* What you will do:
Locate the line that contains "Read out every word on this page." in the entries below. Retype it and all following lines through the final one, character for character.
++++
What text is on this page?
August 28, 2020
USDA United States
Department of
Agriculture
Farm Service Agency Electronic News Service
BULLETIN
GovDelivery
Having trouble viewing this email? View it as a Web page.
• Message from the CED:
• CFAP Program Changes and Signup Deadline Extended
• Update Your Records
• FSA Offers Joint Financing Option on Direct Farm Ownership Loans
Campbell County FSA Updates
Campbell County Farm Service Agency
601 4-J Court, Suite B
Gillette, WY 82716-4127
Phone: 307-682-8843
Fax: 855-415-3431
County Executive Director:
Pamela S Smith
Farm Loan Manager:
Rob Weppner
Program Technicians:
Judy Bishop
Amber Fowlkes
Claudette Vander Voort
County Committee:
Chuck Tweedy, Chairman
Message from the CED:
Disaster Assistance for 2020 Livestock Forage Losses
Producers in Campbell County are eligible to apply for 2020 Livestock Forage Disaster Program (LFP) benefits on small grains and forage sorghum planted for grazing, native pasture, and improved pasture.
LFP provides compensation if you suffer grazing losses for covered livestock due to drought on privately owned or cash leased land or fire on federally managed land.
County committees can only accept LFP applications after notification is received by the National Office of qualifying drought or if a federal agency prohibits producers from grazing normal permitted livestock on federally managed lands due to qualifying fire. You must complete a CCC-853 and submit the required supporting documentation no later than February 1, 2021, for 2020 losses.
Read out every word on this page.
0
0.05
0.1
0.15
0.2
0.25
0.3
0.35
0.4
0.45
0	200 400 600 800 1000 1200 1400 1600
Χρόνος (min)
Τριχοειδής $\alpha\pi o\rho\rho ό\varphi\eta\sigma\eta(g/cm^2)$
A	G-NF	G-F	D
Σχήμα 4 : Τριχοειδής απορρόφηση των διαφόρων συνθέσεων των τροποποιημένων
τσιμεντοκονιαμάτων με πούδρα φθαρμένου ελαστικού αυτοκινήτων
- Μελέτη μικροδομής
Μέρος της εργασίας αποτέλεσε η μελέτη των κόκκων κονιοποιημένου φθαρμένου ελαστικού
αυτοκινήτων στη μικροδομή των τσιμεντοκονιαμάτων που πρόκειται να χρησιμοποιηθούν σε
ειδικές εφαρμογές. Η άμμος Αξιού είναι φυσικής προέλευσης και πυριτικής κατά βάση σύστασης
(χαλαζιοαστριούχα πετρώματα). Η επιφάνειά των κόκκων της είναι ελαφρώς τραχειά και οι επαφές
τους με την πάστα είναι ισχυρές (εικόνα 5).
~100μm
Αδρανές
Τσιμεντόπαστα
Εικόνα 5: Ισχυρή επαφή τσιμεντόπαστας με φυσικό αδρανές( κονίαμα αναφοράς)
++++
* Written answer:
Read out every word on this page.
0
0.05
0.1
0.15
0.2
0.25
0.3
0.35
0.4
0.45
0	200 400 600 800 1000 1200 1400 1600
Χρόνος (min)
Τριχοειδής $\alpha\pi o\rho\rho ό\varphi\eta\sigma\eta(g/cm^2)$
A	G-NF	G-F	D
Σχήμα 4 : Τριχοειδής απορρόφηση των διαφόρων συνθέσεων των τροποποιημένων
τσιμεντοκονιαμάτων με πούδρα φθαρμένου ελαστικού αυτοκινήτων
- Μελέτη μικροδομής
Μέρος της εργασίας αποτέλεσε η μελέτη των κόκκων κονιοποιημένου φθαρμένου ελαστικού
αυτοκινήτων στη μικροδομή των τσιμεντοκονιαμάτων που πρόκειται να χρησιμοποιηθούν σε
ειδικές εφαρμογές. Η άμμος Αξιού είναι φυσικής προέλευσης και πυριτικής κατά βάση σύστασης
(χαλαζιοαστριούχα πετρώματα). Η επιφάνειά των κόκκων της είναι ελαφρώς τραχειά και οι επαφές
τους με την πάστα είναι ισχυρές (εικόνα 5).
~100μm
Αδρανές
Τσιμεντόπαστα
Εικόνα 5: Ισχυρή επαφή τσιμεντόπαστας με φυσικό αδρανές( κονίαμα αναφοράς)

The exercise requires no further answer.